* **Data supplied**

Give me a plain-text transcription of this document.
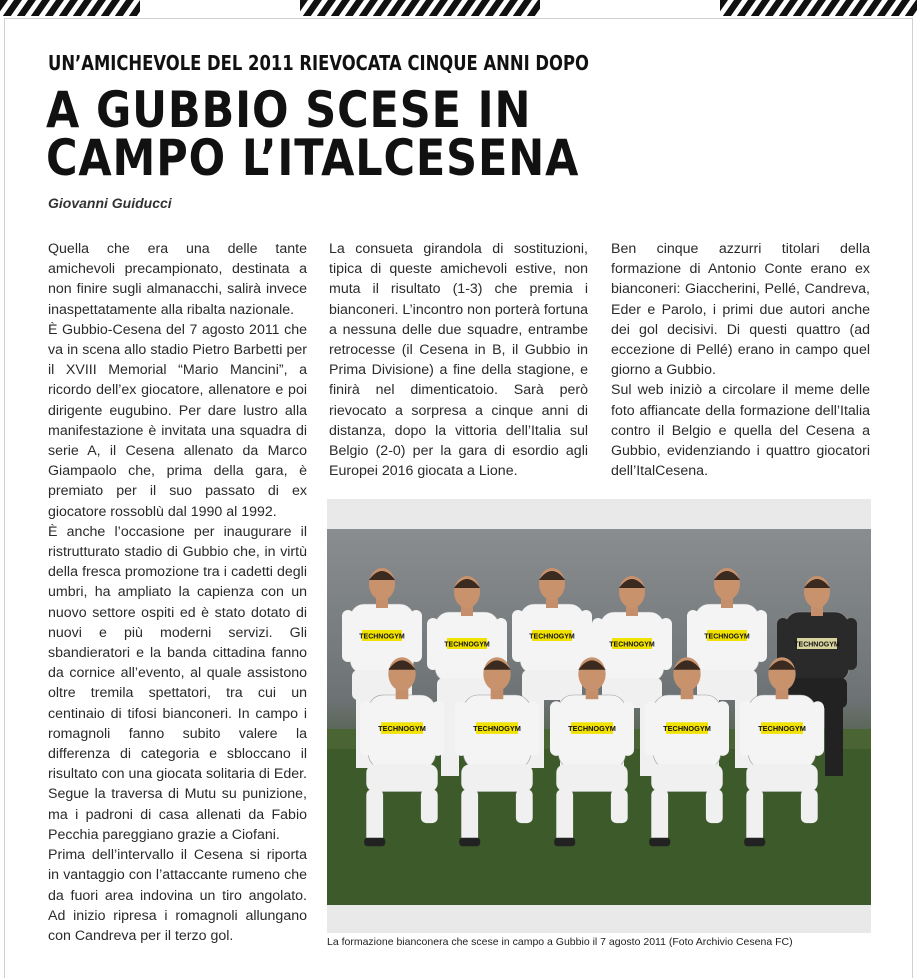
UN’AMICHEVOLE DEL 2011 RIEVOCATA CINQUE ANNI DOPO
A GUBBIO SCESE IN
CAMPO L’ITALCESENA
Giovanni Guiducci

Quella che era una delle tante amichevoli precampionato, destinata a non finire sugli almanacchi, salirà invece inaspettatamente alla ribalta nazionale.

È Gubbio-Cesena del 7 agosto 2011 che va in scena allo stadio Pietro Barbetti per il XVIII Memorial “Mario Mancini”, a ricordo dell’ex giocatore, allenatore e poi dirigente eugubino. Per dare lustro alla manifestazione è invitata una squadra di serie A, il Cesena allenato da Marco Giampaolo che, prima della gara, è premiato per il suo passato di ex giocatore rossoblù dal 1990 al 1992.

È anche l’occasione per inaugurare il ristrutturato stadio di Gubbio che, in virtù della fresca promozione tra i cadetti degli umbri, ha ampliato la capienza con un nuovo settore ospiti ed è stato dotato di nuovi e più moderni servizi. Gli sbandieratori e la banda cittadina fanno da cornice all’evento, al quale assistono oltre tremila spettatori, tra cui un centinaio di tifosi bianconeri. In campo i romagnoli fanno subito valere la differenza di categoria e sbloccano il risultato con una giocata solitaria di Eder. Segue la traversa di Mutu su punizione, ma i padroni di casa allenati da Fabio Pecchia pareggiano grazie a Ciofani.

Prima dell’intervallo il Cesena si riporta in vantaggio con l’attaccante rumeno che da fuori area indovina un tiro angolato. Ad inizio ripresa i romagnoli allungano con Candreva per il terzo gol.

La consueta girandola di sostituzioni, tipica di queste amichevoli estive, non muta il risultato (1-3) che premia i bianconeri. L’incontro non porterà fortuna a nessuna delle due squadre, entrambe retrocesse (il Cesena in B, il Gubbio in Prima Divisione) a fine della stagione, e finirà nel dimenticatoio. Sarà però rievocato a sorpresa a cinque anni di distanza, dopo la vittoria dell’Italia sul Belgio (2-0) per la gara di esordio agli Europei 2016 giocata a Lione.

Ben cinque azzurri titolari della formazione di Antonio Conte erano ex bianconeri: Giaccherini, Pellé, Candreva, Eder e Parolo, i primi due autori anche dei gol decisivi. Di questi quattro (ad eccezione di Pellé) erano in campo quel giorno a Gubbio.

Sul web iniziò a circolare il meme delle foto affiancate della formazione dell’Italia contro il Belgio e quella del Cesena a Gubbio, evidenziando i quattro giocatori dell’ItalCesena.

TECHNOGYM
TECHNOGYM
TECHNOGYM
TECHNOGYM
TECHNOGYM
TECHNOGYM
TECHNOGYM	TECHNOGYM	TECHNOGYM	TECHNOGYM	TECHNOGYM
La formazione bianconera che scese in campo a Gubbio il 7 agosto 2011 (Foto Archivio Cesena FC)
* * *
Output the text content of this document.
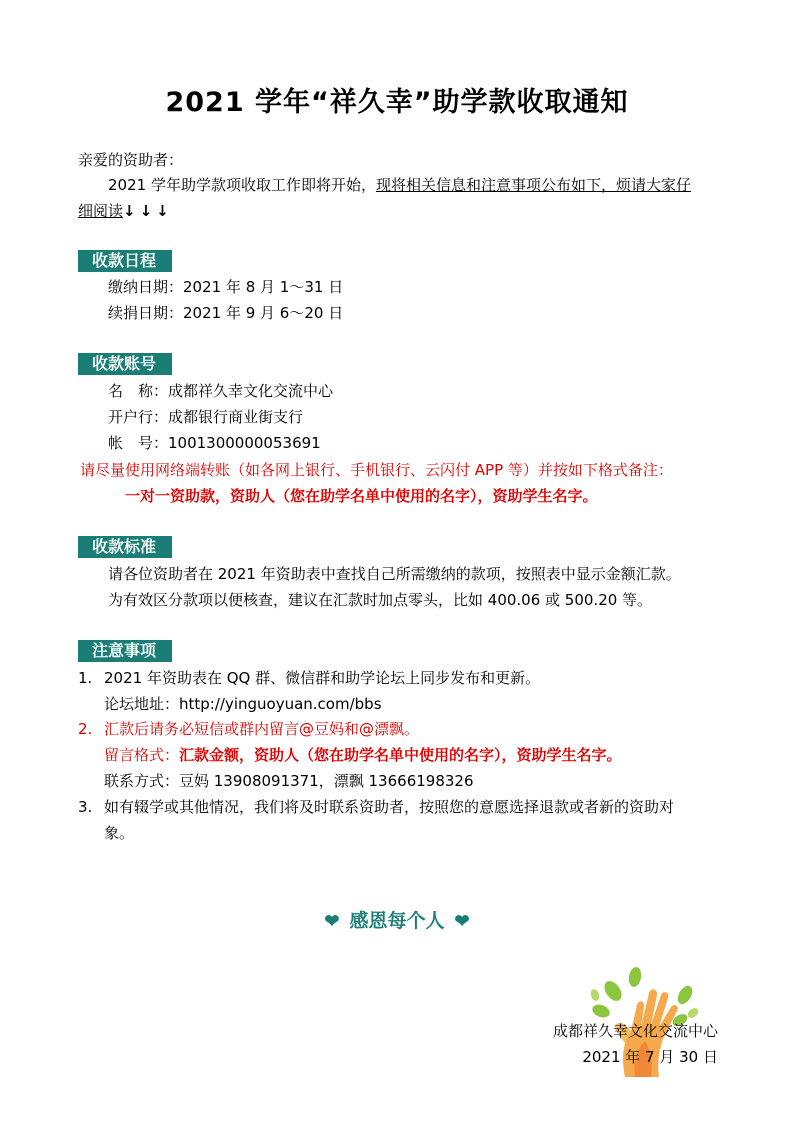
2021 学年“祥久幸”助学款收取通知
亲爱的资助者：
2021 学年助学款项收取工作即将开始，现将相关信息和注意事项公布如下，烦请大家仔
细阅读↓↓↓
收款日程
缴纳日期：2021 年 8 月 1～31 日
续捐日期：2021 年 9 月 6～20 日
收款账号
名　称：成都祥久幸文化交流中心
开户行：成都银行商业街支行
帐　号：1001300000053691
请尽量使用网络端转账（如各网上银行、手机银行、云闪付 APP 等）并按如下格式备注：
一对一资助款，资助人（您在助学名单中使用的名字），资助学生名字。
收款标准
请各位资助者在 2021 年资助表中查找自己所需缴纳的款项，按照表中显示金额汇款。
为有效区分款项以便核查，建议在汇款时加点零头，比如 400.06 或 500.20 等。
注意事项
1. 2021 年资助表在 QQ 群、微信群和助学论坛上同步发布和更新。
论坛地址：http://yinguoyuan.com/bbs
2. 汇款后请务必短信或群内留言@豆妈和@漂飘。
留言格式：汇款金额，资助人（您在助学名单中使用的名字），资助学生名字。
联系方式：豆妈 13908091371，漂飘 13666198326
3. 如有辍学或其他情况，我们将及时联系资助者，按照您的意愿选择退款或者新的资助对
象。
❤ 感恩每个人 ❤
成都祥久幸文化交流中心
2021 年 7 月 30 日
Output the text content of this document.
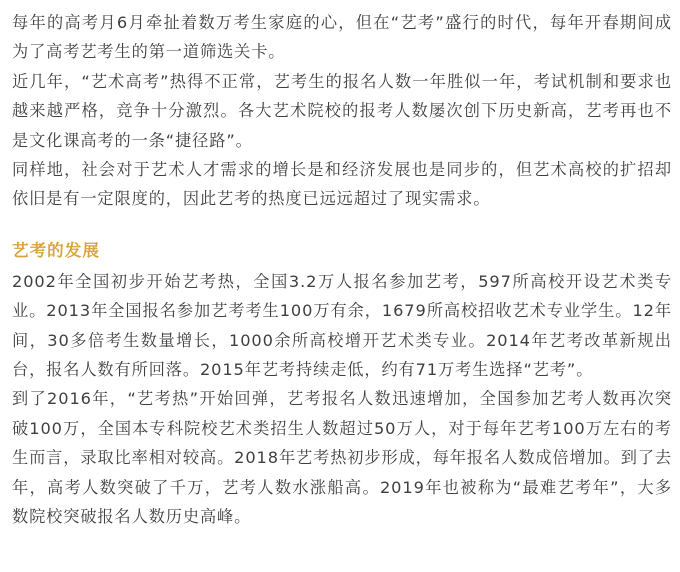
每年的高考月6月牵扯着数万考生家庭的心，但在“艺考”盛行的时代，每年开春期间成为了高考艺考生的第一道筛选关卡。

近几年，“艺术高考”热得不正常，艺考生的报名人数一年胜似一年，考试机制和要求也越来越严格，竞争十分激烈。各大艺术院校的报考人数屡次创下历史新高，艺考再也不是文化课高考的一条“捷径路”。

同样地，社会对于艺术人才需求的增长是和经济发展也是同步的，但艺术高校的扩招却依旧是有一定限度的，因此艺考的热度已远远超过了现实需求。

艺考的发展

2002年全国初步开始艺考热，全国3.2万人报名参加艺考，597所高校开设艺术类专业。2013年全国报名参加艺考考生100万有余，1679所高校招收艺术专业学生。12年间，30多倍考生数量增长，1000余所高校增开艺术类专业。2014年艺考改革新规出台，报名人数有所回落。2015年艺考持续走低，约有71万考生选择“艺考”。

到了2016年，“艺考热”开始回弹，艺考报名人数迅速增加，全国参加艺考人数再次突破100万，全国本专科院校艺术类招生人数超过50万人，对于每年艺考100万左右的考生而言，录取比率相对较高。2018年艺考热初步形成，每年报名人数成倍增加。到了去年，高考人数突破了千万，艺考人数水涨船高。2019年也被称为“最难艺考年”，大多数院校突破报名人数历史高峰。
---
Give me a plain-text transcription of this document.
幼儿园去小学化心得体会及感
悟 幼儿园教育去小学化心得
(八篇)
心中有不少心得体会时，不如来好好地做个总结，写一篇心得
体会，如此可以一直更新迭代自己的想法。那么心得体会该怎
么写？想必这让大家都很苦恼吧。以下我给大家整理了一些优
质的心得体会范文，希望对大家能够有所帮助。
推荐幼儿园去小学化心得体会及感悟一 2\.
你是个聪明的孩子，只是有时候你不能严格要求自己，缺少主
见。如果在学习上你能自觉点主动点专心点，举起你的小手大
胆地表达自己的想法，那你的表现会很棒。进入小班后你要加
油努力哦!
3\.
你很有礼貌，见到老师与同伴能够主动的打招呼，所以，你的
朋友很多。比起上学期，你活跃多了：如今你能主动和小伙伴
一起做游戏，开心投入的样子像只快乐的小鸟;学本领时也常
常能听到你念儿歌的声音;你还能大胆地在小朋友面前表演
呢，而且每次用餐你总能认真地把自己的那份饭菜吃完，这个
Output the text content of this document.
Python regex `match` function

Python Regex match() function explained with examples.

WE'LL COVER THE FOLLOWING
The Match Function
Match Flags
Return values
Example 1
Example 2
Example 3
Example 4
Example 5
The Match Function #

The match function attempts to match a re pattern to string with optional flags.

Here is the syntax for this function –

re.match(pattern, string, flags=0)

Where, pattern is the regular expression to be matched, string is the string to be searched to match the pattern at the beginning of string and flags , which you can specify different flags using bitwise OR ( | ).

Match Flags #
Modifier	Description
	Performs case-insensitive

* **Short exercise**
Pull every line containing the word "Python" out of the material.

* **Finished exercise**
Python regex `match` function
Python Regex match() function explained with examples.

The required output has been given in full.